What follows is a block of records; reproduce all of it verbatim.
━━ RECORDS FOR THIS TASK
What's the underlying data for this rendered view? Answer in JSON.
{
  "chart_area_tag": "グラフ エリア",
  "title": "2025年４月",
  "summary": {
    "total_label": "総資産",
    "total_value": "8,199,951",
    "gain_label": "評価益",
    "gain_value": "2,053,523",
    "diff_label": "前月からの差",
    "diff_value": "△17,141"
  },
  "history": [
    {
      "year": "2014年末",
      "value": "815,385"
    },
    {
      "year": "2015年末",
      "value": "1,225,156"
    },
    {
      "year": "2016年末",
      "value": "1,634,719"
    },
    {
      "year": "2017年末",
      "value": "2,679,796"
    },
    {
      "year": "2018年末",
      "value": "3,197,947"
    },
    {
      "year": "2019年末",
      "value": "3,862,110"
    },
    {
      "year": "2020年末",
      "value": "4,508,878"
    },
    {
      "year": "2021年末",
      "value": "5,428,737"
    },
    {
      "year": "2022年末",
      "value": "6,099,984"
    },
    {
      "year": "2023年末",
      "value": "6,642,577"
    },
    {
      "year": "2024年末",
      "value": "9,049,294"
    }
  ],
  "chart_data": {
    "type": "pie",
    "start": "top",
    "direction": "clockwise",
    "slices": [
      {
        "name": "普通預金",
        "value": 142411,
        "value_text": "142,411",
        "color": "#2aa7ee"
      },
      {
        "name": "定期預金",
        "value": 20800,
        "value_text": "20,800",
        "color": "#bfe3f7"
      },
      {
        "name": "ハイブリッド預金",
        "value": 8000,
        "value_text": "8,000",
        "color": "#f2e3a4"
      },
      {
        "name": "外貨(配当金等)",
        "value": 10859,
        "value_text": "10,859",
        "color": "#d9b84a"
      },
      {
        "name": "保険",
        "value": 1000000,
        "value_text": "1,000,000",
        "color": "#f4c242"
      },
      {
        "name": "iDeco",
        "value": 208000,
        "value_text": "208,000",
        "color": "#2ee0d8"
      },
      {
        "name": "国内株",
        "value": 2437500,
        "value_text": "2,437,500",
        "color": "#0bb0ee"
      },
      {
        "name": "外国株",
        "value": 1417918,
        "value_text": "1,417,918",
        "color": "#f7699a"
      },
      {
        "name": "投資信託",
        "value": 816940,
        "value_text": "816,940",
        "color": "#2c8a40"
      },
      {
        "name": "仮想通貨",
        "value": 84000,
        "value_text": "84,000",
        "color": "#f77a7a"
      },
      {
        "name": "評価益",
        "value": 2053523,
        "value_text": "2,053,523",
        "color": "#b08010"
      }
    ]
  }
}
━━━━
» **EXPECTED ANSWER**
What's the underlying data for this rendered view? Answer in JSON.
{
  "chart_area_tag": "グラフ エリア",
  "title": "2025年４月",
  "summary": {
    "total_label": "総資産",
    "total_value": "8,199,951",
    "gain_label": "評価益",
    "gain_value": "2,053,523",
    "diff_label": "前月からの差",
    "diff_value": "△17,141"
  },
  "history": [
    {
      "year": "2014年末",
      "value": "815,385"
    },
    {
      "year": "2015年末",
      "value": "1,225,156"
    },
    {
      "year": "2016年末",
      "value": "1,634,719"
    },
    {
      "year": "2017年末",
      "value": "2,679,796"
    },
    {
      "year": "2018年末",
      "value": "3,197,947"
    },
    {
      "year": "2019年末",
      "value": "3,862,110"
    },
    {
      "year": "2020年末",
      "value": "4,508,878"
    },
    {
      "year": "2021年末",
      "value": "5,428,737"
    },
    {
      "year": "2022年末",
      "value": "6,099,984"
    },
    {
      "year": "2023年末",
      "value": "6,642,577"
    },
    {
      "year": "2024年末",
      "value": "9,049,294"
    }
  ],
  "chart_data": {
    "type": "pie",
    "start": "top",
    "direction": "clockwise",
    "slices": [
      {
        "name": "普通預金",
        "value": 142411,
        "value_text": "142,411",
        "color": "#2aa7ee"
      },
      {
        "name": "定期預金",
        "value": 20800,
        "value_text": "20,800",
        "color": "#bfe3f7"
      },
      {
        "name": "ハイブリッド預金",
        "value": 8000,
        "value_text": "8,000",
        "color": "#f2e3a4"
      },
      {
        "name": "外貨(配当金等)",
        "value": 10859,
        "value_text": "10,859",
        "color": "#d9b84a"
      },
      {
        "name": "保険",
        "value": 1000000,
        "value_text": "1,000,000",
        "color": "#f4c242"
      },
      {
        "name": "iDeco",
        "value": 208000,
        "value_text": "208,000",
        "color": "#2ee0d8"
      },
      {
        "name": "国内株",
        "value": 2437500,
        "value_text": "2,437,500",
        "color": "#0bb0ee"
      },
      {
        "name": "外国株",
        "value": 1417918,
        "value_text": "1,417,918",
        "color": "#f7699a"
      },
      {
        "name": "投資信託",
        "value": 816940,
        "value_text": "816,940",
        "color": "#2c8a40"
      },
      {
        "name": "仮想通貨",
        "value": 84000,
        "value_text": "84,000",
        "color": "#f77a7a"
      },
      {
        "name": "評価益",
        "value": 2053523,
        "value_text": "2,053,523",
        "color": "#b08010"
      }
    ]
  }
}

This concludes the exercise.